● **Challenge**: Give the data again exactly as written, skipping any pictures.

* begin Input records *

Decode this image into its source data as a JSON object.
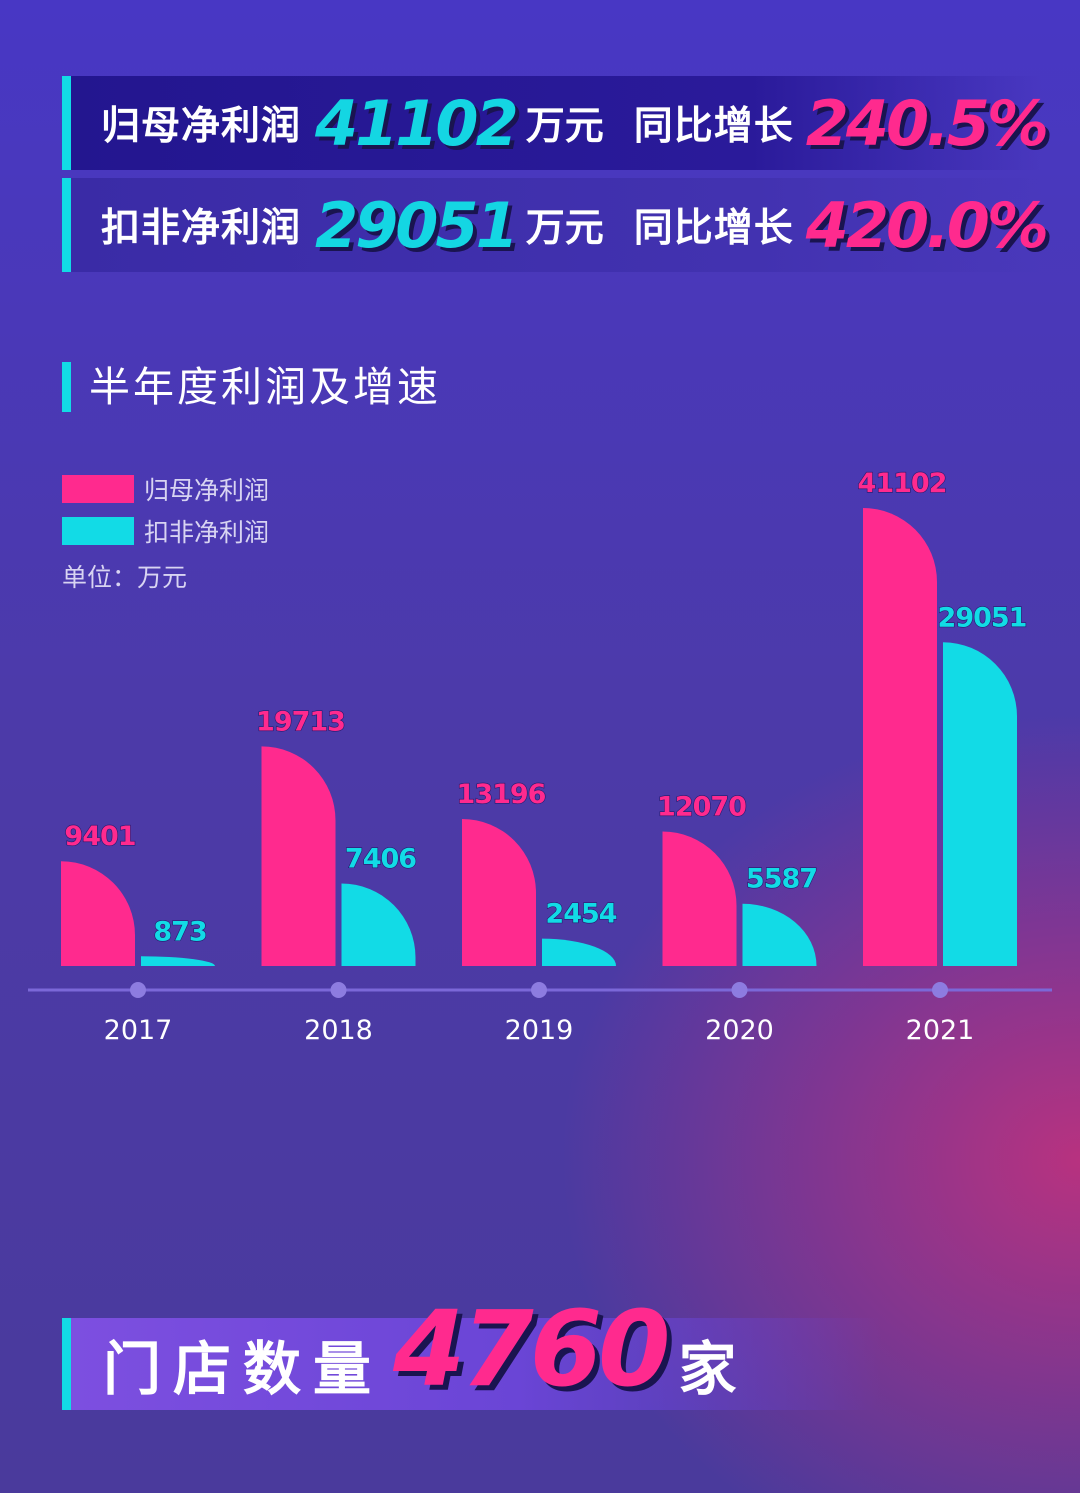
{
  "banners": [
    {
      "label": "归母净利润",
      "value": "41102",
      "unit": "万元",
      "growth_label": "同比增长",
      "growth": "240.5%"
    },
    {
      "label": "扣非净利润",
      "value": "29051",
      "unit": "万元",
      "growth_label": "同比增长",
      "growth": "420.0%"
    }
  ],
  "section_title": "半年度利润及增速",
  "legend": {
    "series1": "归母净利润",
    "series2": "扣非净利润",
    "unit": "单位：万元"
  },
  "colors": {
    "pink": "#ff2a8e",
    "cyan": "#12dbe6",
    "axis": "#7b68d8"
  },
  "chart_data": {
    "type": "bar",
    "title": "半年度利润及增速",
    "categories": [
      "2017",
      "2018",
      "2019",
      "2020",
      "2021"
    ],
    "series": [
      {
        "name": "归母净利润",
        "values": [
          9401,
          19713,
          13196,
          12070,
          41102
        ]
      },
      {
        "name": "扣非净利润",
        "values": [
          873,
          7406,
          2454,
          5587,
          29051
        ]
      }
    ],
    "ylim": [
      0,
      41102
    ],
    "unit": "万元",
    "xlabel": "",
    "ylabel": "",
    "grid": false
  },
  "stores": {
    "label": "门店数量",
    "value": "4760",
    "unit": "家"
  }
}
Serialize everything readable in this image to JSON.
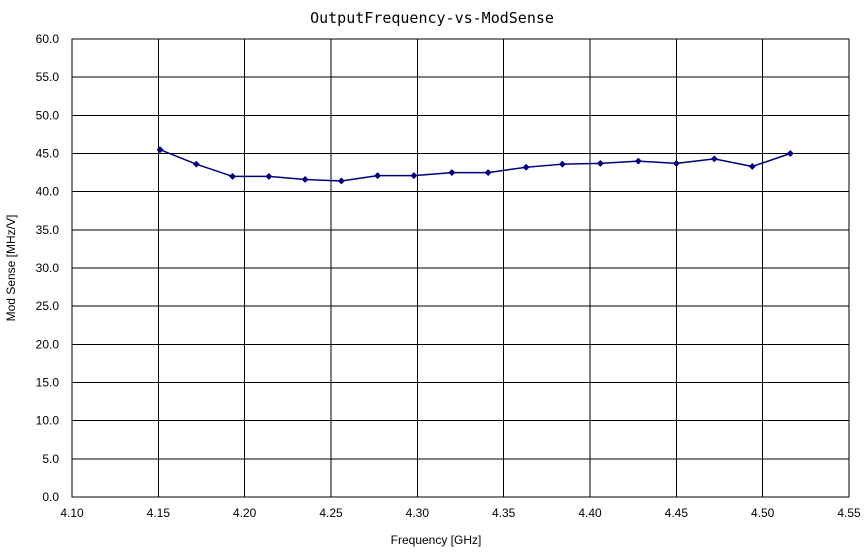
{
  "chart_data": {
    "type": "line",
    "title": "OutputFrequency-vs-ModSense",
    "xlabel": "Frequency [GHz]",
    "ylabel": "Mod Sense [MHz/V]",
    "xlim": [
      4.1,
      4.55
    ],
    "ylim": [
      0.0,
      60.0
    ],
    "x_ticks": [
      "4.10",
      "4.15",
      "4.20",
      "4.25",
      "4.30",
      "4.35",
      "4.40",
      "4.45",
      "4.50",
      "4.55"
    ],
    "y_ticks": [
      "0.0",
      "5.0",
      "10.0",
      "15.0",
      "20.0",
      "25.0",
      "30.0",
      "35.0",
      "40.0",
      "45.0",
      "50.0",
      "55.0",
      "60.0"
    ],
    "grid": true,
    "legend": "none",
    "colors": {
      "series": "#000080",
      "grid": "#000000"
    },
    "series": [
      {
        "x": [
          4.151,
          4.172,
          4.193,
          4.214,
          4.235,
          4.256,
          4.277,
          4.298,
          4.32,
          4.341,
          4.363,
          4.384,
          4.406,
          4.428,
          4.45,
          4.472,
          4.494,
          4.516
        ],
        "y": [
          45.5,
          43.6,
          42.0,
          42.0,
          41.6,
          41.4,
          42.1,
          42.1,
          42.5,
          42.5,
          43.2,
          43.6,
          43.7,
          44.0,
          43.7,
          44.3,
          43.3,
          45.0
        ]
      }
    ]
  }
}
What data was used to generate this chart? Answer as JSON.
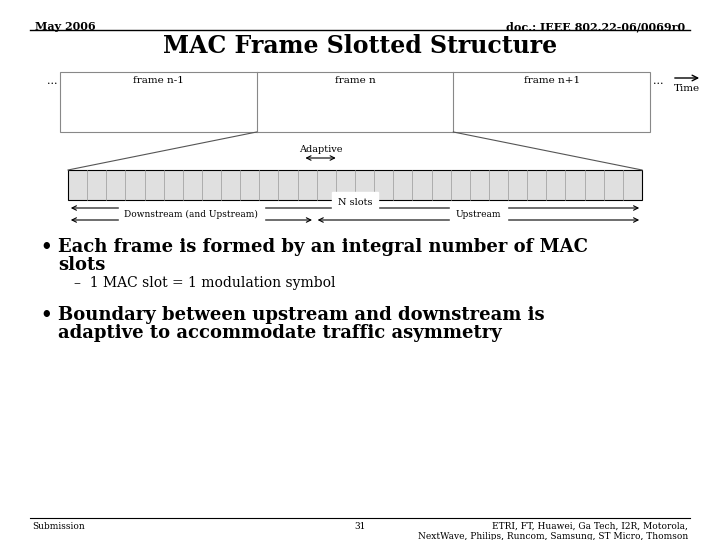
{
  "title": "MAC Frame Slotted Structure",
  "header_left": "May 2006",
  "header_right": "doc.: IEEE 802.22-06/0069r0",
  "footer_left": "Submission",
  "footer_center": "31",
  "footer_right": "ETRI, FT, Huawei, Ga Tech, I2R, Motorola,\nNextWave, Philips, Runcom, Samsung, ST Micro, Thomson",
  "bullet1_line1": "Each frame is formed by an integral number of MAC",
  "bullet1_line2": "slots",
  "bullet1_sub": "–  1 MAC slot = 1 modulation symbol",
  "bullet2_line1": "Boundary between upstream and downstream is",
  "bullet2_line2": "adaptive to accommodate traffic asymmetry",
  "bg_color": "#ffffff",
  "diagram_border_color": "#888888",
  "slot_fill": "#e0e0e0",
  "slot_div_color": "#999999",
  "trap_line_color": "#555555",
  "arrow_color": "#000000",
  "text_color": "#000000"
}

* end Input records *

● **Finished exercise**:
Decode this image into its source data as a JSON object.
{
  "banners": [
    {
      "label": "归母净利润",
      "value": "41102",
      "unit": "万元",
      "growth_label": "同比增长",
      "growth": "240.5%"
    },
    {
      "label": "扣非净利润",
      "value": "29051",
      "unit": "万元",
      "growth_label": "同比增长",
      "growth": "420.0%"
    }
  ],
  "section_title": "半年度利润及增速",
  "legend": {
    "series1": "归母净利润",
    "series2": "扣非净利润",
    "unit": "单位：万元"
  },
  "colors": {
    "pink": "#ff2a8e",
    "cyan": "#12dbe6",
    "axis": "#7b68d8"
  },
  "chart_data": {
    "type": "bar",
    "title": "半年度利润及增速",
    "categories": [
      "2017",
      "2018",
      "2019",
      "2020",
      "2021"
    ],
    "series": [
      {
        "name": "归母净利润",
        "values": [
          9401,
          19713,
          13196,
          12070,
          41102
        ]
      },
      {
        "name": "扣非净利润",
        "values": [
          873,
          7406,
          2454,
          5587,
          29051
        ]
      }
    ],
    "ylim": [
      0,
      41102
    ],
    "unit": "万元",
    "xlabel": "",
    "ylabel": "",
    "grid": false
  },
  "stores": {
    "label": "门店数量",
    "value": "4760",
    "unit": "家"
  }
}
Serialize everything readable in this image to JSON.
{
  "chart_data": {
    "type": "line",
    "title": "OutputFrequency-vs-ModSense",
    "xlabel": "Frequency [GHz]",
    "ylabel": "Mod Sense [MHz/V]",
    "xlim": [
      4.1,
      4.55
    ],
    "ylim": [
      0.0,
      60.0
    ],
    "x_ticks": [
      "4.10",
      "4.15",
      "4.20",
      "4.25",
      "4.30",
      "4.35",
      "4.40",
      "4.45",
      "4.50",
      "4.55"
    ],
    "y_ticks": [
      "0.0",
      "5.0",
      "10.0",
      "15.0",
      "20.0",
      "25.0",
      "30.0",
      "35.0",
      "40.0",
      "45.0",
      "50.0",
      "55.0",
      "60.0"
    ],
    "grid": true,
    "legend": "none",
    "colors": {
      "series": "#000080",
      "grid": "#000000"
    },
    "series": [
      {
        "x": [
          4.151,
          4.172,
          4.193,
          4.214,
          4.235,
          4.256,
          4.277,
          4.298,
          4.32,
          4.341,
          4.363,
          4.384,
          4.406,
          4.428,
          4.45,
          4.472,
          4.494,
          4.516
        ],
        "y": [
          45.5,
          43.6,
          42.0,
          42.0,
          41.6,
          41.4,
          42.1,
          42.1,
          42.5,
          42.5,
          43.2,
          43.6,
          43.7,
          44.0,
          43.7,
          44.3,
          43.3,
          45.0
        ]
      }
    ]
  }
}
What data was used to generate this chart? Answer as JSON.
{
  "title": "MAC Frame Slotted Structure",
  "header_left": "May 2006",
  "header_right": "doc.: IEEE 802.22-06/0069r0",
  "footer_left": "Submission",
  "footer_center": "31",
  "footer_right": "ETRI, FT, Huawei, Ga Tech, I2R, Motorola,\nNextWave, Philips, Runcom, Samsung, ST Micro, Thomson",
  "bullet1_line1": "Each frame is formed by an integral number of MAC",
  "bullet1_line2": "slots",
  "bullet1_sub": "–  1 MAC slot = 1 modulation symbol",
  "bullet2_line1": "Boundary between upstream and downstream is",
  "bullet2_line2": "adaptive to accommodate traffic asymmetry",
  "bg_color": "#ffffff",
  "diagram_border_color": "#888888",
  "slot_fill": "#e0e0e0",
  "slot_div_color": "#999999",
  "trap_line_color": "#555555",
  "arrow_color": "#000000",
  "text_color": "#000000"
}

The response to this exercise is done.